Stored data entries

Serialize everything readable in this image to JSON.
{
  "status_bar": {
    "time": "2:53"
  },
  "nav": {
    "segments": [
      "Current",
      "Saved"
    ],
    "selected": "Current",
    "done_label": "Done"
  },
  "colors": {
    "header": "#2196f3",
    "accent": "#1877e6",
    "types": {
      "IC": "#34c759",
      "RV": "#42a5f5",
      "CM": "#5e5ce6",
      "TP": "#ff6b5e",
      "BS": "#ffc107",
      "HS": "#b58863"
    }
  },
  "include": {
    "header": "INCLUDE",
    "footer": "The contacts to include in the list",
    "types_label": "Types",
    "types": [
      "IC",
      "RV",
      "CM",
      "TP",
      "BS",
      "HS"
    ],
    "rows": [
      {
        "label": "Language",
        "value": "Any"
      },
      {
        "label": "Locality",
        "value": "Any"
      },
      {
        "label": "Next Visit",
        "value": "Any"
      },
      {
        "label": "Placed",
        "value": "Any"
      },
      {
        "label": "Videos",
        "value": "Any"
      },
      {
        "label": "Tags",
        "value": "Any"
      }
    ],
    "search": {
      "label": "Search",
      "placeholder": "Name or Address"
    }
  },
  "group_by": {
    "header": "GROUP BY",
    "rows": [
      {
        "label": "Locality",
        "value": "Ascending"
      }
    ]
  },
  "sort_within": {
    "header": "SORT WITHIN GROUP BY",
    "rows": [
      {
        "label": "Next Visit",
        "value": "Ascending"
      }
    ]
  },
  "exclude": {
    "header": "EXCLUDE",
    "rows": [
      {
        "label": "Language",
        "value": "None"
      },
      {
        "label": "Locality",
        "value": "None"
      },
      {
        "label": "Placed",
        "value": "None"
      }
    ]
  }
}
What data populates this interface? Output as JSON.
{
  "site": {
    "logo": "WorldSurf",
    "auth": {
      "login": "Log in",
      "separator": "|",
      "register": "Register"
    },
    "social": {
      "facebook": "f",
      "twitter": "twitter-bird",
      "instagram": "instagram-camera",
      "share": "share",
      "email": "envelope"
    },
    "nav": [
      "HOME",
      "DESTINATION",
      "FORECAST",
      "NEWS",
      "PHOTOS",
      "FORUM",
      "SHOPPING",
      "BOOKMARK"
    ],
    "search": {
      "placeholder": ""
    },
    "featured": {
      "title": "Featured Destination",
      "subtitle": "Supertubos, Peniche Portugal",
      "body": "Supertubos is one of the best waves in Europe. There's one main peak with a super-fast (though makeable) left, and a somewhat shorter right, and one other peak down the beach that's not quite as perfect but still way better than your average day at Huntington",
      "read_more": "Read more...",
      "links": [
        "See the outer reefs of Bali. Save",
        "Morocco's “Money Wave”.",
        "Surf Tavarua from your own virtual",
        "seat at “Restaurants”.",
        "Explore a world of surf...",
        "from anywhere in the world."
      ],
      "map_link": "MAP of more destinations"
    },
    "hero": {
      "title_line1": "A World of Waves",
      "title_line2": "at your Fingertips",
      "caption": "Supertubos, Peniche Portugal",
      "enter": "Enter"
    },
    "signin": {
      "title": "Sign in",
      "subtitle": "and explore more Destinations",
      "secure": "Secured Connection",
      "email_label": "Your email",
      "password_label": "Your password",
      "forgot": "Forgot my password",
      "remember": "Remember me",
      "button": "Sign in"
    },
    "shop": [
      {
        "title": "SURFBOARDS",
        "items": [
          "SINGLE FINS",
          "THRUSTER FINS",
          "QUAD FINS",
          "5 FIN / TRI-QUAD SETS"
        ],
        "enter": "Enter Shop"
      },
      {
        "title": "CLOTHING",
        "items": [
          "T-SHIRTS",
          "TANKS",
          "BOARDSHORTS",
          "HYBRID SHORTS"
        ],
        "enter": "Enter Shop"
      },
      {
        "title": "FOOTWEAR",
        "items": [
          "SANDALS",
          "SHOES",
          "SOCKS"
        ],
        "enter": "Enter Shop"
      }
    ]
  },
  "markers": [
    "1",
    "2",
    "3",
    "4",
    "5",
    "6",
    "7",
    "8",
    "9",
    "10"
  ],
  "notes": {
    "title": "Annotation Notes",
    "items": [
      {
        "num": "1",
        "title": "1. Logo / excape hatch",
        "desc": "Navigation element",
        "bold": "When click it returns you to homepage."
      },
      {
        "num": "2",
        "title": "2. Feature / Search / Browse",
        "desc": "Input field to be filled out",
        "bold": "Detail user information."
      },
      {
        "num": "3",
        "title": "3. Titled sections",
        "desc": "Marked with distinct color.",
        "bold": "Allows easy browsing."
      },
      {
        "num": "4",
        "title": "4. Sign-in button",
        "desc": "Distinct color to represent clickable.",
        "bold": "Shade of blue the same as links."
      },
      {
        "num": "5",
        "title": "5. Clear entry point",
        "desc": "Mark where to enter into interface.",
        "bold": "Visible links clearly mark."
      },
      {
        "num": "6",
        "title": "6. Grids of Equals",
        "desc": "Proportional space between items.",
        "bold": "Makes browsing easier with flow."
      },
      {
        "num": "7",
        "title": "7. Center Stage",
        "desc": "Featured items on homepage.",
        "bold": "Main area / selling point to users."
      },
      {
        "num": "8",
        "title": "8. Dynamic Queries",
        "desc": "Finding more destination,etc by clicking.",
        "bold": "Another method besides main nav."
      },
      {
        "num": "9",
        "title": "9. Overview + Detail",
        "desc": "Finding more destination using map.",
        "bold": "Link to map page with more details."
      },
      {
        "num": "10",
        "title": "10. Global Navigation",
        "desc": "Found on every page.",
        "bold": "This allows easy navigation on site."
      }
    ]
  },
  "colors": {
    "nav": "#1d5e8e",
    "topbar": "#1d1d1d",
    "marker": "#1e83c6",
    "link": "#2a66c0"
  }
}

→ **STATED TASK**: The records above must be output exactly, in full.

→ **ANSWER BELOW**:
Serialize everything readable in this image to JSON.
{
  "status_bar": {
    "time": "2:53"
  },
  "nav": {
    "segments": [
      "Current",
      "Saved"
    ],
    "selected": "Current",
    "done_label": "Done"
  },
  "colors": {
    "header": "#2196f3",
    "accent": "#1877e6",
    "types": {
      "IC": "#34c759",
      "RV": "#42a5f5",
      "CM": "#5e5ce6",
      "TP": "#ff6b5e",
      "BS": "#ffc107",
      "HS": "#b58863"
    }
  },
  "include": {
    "header": "INCLUDE",
    "footer": "The contacts to include in the list",
    "types_label": "Types",
    "types": [
      "IC",
      "RV",
      "CM",
      "TP",
      "BS",
      "HS"
    ],
    "rows": [
      {
        "label": "Language",
        "value": "Any"
      },
      {
        "label": "Locality",
        "value": "Any"
      },
      {
        "label": "Next Visit",
        "value": "Any"
      },
      {
        "label": "Placed",
        "value": "Any"
      },
      {
        "label": "Videos",
        "value": "Any"
      },
      {
        "label": "Tags",
        "value": "Any"
      }
    ],
    "search": {
      "label": "Search",
      "placeholder": "Name or Address"
    }
  },
  "group_by": {
    "header": "GROUP BY",
    "rows": [
      {
        "label": "Locality",
        "value": "Ascending"
      }
    ]
  },
  "sort_within": {
    "header": "SORT WITHIN GROUP BY",
    "rows": [
      {
        "label": "Next Visit",
        "value": "Ascending"
      }
    ]
  },
  "exclude": {
    "header": "EXCLUDE",
    "rows": [
      {
        "label": "Language",
        "value": "None"
      },
      {
        "label": "Locality",
        "value": "None"
      },
      {
        "label": "Placed",
        "value": "None"
      }
    ]
  }
}
What data populates this interface? Output as JSON.
{
  "site": {
    "logo": "WorldSurf",
    "auth": {
      "login": "Log in",
      "separator": "|",
      "register": "Register"
    },
    "social": {
      "facebook": "f",
      "twitter": "twitter-bird",
      "instagram": "instagram-camera",
      "share": "share",
      "email": "envelope"
    },
    "nav": [
      "HOME",
      "DESTINATION",
      "FORECAST",
      "NEWS",
      "PHOTOS",
      "FORUM",
      "SHOPPING",
      "BOOKMARK"
    ],
    "search": {
      "placeholder": ""
    },
    "featured": {
      "title": "Featured Destination",
      "subtitle": "Supertubos, Peniche Portugal",
      "body": "Supertubos is one of the best waves in Europe. There's one main peak with a super-fast (though makeable) left, and a somewhat shorter right, and one other peak down the beach that's not quite as perfect but still way better than your average day at Huntington",
      "read_more": "Read more...",
      "links": [
        "See the outer reefs of Bali. Save",
        "Morocco's “Money Wave”.",
        "Surf Tavarua from your own virtual",
        "seat at “Restaurants”.",
        "Explore a world of surf...",
        "from anywhere in the world."
      ],
      "map_link": "MAP of more destinations"
    },
    "hero": {
      "title_line1": "A World of Waves",
      "title_line2": "at your Fingertips",
      "caption": "Supertubos, Peniche Portugal",
      "enter": "Enter"
    },
    "signin": {
      "title": "Sign in",
      "subtitle": "and explore more Destinations",
      "secure": "Secured Connection",
      "email_label": "Your email",
      "password_label": "Your password",
      "forgot": "Forgot my password",
      "remember": "Remember me",
      "button": "Sign in"
    },
    "shop": [
      {
        "title": "SURFBOARDS",
        "items": [
          "SINGLE FINS",
          "THRUSTER FINS",
          "QUAD FINS",
          "5 FIN / TRI-QUAD SETS"
        ],
        "enter": "Enter Shop"
      },
      {
        "title": "CLOTHING",
        "items": [
          "T-SHIRTS",
          "TANKS",
          "BOARDSHORTS",
          "HYBRID SHORTS"
        ],
        "enter": "Enter Shop"
      },
      {
        "title": "FOOTWEAR",
        "items": [
          "SANDALS",
          "SHOES",
          "SOCKS"
        ],
        "enter": "Enter Shop"
      }
    ]
  },
  "markers": [
    "1",
    "2",
    "3",
    "4",
    "5",
    "6",
    "7",
    "8",
    "9",
    "10"
  ],
  "notes": {
    "title": "Annotation Notes",
    "items": [
      {
        "num": "1",
        "title": "1. Logo / excape hatch",
        "desc": "Navigation element",
        "bold": "When click it returns you to homepage."
      },
      {
        "num": "2",
        "title": "2. Feature / Search / Browse",
        "desc": "Input field to be filled out",
        "bold": "Detail user information."
      },
      {
        "num": "3",
        "title": "3. Titled sections",
        "desc": "Marked with distinct color.",
        "bold": "Allows easy browsing."
      },
      {
        "num": "4",
        "title": "4. Sign-in button",
        "desc": "Distinct color to represent clickable.",
        "bold": "Shade of blue the same as links."
      },
      {
        "num": "5",
        "title": "5. Clear entry point",
        "desc": "Mark where to enter into interface.",
        "bold": "Visible links clearly mark."
      },
      {
        "num": "6",
        "title": "6. Grids of Equals",
        "desc": "Proportional space between items.",
        "bold": "Makes browsing easier with flow."
      },
      {
        "num": "7",
        "title": "7. Center Stage",
        "desc": "Featured items on homepage.",
        "bold": "Main area / selling point to users."
      },
      {
        "num": "8",
        "title": "8. Dynamic Queries",
        "desc": "Finding more destination,etc by clicking.",
        "bold": "Another method besides main nav."
      },
      {
        "num": "9",
        "title": "9. Overview + Detail",
        "desc": "Finding more destination using map.",
        "bold": "Link to map page with more details."
      },
      {
        "num": "10",
        "title": "10. Global Navigation",
        "desc": "Found on every page.",
        "bold": "This allows easy navigation on site."
      }
    ]
  },
  "colors": {
    "nav": "#1d5e8e",
    "topbar": "#1d1d1d",
    "marker": "#1e83c6",
    "link": "#2a66c0"
  }
}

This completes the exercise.